>>

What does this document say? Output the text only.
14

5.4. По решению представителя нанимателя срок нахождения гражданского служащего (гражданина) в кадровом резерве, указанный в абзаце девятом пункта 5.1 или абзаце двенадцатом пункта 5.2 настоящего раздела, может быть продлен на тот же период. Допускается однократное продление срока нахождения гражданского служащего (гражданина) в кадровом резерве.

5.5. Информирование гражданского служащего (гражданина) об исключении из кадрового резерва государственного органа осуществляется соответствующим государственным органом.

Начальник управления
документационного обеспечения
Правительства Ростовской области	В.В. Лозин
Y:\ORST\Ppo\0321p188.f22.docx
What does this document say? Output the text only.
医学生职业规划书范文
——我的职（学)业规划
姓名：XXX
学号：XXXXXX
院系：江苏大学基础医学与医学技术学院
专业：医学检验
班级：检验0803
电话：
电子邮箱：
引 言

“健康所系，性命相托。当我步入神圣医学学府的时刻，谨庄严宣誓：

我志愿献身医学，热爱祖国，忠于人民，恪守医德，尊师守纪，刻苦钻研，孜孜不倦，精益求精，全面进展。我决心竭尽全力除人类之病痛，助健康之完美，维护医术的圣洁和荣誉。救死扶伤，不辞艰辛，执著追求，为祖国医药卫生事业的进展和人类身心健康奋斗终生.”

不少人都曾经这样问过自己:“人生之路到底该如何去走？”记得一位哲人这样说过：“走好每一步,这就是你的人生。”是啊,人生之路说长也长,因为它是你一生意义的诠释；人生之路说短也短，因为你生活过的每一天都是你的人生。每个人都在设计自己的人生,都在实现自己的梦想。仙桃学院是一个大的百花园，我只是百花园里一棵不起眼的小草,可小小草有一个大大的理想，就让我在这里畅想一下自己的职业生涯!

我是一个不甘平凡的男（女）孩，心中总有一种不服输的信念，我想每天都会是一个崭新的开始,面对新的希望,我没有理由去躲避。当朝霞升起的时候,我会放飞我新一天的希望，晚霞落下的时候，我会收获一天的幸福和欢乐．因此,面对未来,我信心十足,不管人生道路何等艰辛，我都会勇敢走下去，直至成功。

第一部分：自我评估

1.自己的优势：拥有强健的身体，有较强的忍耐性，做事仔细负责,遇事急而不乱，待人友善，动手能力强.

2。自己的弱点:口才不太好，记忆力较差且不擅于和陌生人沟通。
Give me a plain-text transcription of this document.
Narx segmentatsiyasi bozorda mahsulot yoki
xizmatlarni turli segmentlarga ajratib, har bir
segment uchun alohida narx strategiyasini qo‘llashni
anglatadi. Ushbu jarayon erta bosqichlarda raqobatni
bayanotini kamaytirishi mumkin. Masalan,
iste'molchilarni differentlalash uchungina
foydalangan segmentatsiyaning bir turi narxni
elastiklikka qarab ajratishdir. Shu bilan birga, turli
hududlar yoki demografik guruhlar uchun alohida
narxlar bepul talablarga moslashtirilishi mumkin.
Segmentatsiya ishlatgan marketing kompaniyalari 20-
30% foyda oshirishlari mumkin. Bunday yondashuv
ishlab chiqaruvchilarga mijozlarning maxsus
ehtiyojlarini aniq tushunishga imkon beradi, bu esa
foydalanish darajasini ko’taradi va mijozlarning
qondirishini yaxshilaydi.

<<

DIRECTIVE >> Work through the listing above and report how many lines include the string "yoki", with no other text.

WRITTEN ANSWER >> 2